## Written request
Only the number is wanted: how many lines of the data contain "empty"?

────────────────────────────────────────

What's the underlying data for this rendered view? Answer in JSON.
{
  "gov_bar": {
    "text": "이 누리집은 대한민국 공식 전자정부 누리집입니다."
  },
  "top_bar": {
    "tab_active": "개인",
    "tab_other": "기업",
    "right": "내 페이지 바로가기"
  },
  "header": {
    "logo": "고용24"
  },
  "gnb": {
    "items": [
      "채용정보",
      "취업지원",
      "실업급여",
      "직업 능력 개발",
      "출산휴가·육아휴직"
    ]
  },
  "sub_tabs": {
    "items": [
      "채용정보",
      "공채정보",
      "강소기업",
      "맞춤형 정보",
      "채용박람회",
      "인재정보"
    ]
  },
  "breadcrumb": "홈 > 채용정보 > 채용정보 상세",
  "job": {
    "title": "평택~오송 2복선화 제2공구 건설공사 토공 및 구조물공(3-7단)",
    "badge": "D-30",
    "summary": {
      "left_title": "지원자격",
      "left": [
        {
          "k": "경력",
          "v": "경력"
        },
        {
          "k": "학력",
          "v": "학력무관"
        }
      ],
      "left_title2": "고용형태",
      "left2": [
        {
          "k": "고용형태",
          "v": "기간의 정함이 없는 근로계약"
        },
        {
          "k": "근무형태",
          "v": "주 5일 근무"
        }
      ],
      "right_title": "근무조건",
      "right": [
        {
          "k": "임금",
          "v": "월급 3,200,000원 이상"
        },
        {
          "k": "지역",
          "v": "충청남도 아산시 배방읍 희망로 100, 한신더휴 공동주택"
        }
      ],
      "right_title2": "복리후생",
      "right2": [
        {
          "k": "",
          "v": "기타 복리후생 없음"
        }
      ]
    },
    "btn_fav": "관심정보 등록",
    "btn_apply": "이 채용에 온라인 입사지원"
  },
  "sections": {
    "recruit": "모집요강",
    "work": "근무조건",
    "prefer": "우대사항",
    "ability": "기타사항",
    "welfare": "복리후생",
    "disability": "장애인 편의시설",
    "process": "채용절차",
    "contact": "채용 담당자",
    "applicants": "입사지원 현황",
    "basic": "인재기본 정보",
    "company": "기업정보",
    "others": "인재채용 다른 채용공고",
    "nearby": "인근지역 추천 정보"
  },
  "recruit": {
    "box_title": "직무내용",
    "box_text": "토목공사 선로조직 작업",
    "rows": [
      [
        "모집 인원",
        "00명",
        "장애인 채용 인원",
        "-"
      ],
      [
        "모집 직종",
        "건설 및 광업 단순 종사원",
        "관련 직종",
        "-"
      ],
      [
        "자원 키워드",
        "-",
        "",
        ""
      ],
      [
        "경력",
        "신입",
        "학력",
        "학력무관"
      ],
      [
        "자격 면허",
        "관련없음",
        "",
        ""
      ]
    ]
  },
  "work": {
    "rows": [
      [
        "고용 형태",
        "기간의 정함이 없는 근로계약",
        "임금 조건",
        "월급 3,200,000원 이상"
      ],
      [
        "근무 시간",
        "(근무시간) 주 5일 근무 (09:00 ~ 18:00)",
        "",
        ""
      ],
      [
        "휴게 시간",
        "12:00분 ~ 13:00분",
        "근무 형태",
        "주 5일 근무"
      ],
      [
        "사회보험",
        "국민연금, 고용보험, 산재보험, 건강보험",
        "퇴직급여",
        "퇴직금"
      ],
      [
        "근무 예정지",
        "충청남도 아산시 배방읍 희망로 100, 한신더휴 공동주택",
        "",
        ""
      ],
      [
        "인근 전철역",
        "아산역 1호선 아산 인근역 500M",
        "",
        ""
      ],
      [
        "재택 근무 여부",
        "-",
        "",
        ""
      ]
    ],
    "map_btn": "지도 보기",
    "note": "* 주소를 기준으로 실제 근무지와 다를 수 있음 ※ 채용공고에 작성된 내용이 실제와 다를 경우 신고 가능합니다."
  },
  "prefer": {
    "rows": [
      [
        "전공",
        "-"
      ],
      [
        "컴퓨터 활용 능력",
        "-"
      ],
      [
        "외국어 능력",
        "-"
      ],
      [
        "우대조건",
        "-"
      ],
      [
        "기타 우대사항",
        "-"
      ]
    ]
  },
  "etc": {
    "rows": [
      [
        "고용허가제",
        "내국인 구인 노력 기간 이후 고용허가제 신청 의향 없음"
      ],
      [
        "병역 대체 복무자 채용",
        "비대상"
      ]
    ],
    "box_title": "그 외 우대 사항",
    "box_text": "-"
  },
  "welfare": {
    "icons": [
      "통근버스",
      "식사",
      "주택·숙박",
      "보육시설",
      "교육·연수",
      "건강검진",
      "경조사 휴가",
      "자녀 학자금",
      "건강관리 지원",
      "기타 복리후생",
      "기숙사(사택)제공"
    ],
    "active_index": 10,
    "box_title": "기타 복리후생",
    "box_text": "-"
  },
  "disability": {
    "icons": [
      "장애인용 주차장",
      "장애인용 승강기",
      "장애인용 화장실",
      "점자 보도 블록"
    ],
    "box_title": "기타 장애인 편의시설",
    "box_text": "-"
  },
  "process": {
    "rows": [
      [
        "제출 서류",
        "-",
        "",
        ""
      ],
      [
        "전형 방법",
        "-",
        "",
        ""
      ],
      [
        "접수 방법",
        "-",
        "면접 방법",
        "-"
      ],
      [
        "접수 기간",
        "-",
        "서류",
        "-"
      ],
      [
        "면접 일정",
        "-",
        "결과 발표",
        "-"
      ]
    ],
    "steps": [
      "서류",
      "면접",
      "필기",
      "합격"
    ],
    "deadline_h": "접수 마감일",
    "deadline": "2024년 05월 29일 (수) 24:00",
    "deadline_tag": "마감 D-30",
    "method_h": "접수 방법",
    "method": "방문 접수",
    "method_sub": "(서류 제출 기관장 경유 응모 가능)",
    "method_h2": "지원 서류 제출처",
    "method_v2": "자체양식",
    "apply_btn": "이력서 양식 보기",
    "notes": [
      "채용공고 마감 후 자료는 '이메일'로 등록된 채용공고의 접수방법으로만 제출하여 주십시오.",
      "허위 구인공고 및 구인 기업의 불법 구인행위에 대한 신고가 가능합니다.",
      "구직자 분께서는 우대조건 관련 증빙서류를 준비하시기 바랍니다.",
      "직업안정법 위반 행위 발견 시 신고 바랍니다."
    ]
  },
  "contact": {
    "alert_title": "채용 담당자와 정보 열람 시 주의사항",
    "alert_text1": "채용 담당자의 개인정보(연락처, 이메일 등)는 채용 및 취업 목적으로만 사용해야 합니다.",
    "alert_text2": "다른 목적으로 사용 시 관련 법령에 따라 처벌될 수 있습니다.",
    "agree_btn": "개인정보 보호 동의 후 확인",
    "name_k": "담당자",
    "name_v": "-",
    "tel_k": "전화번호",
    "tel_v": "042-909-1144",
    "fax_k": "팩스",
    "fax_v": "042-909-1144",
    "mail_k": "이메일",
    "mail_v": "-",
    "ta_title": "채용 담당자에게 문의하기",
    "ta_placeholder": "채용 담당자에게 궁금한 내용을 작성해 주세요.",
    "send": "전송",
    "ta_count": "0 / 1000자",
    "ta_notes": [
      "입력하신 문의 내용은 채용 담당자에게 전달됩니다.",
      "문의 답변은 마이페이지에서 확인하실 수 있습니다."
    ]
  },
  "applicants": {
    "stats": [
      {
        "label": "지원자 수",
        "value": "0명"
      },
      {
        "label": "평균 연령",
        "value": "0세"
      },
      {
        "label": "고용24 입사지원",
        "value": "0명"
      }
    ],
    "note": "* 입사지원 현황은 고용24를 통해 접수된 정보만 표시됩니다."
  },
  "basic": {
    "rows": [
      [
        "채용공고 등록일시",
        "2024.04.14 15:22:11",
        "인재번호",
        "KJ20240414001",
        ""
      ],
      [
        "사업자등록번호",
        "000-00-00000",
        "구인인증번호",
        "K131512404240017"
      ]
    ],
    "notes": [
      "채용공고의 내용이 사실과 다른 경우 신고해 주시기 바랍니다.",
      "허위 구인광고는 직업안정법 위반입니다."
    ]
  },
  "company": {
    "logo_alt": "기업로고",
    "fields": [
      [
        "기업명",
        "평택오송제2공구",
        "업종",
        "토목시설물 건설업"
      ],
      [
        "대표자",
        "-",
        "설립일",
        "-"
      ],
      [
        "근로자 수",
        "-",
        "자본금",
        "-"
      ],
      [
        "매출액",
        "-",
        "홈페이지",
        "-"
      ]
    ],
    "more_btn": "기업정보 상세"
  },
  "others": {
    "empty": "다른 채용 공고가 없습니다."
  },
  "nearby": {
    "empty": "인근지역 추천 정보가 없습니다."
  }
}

────────────────────────────────────────

## Answer to this task
2